GOAL: Copy out the final stretch of the listing: the line that contains "Read out every word on this page." and all lines after it, exactly as they appear.

EXERCISE MATERIALS:
- - -
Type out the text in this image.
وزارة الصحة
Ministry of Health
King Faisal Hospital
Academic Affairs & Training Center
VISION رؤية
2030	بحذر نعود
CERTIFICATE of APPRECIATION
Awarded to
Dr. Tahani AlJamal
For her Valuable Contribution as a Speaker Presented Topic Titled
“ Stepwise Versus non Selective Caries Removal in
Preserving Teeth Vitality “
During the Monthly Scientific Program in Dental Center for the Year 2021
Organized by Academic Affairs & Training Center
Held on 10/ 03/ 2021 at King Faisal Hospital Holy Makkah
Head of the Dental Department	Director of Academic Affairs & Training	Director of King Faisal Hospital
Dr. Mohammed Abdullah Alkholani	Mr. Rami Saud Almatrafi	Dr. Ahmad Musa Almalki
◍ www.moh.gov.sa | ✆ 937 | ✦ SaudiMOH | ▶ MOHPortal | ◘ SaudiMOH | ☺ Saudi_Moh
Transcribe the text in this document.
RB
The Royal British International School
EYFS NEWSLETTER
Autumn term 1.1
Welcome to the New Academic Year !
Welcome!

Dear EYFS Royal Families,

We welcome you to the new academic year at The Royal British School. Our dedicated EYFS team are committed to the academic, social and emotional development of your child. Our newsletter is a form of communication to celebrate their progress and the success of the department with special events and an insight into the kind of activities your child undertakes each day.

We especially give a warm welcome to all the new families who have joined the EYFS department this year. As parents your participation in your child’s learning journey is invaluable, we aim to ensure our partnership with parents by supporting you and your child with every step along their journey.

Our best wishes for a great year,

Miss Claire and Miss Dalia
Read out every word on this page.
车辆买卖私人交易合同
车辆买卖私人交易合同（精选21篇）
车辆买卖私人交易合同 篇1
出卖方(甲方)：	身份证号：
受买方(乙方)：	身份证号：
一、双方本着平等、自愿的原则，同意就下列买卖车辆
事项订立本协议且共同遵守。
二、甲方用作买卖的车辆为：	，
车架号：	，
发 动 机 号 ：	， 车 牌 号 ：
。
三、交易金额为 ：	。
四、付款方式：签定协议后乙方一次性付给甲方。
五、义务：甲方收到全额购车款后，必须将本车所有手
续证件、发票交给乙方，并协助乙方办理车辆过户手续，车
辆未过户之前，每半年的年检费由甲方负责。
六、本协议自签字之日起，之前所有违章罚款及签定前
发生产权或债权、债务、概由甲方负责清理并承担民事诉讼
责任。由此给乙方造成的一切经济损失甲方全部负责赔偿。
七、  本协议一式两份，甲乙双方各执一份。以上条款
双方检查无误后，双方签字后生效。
- - -
OUTPUT OF THE EXERCISE:
Read out every word on this page.
车辆买卖私人交易合同
车辆买卖私人交易合同（精选21篇）
车辆买卖私人交易合同 篇1
出卖方(甲方)：	身份证号：
受买方(乙方)：	身份证号：
一、双方本着平等、自愿的原则，同意就下列买卖车辆
事项订立本协议且共同遵守。
二、甲方用作买卖的车辆为：	，
车架号：	，
发 动 机 号 ：	， 车 牌 号 ：
。
三、交易金额为 ：	。
四、付款方式：签定协议后乙方一次性付给甲方。
五、义务：甲方收到全额购车款后，必须将本车所有手
续证件、发票交给乙方，并协助乙方办理车辆过户手续，车
辆未过户之前，每半年的年检费由甲方负责。
六、本协议自签字之日起，之前所有违章罚款及签定前
发生产权或债权、债务、概由甲方负责清理并承担民事诉讼
责任。由此给乙方造成的一切经济损失甲方全部负责赔偿。
七、  本协议一式两份，甲乙双方各执一份。以上条款
双方检查无误后，双方签字后生效。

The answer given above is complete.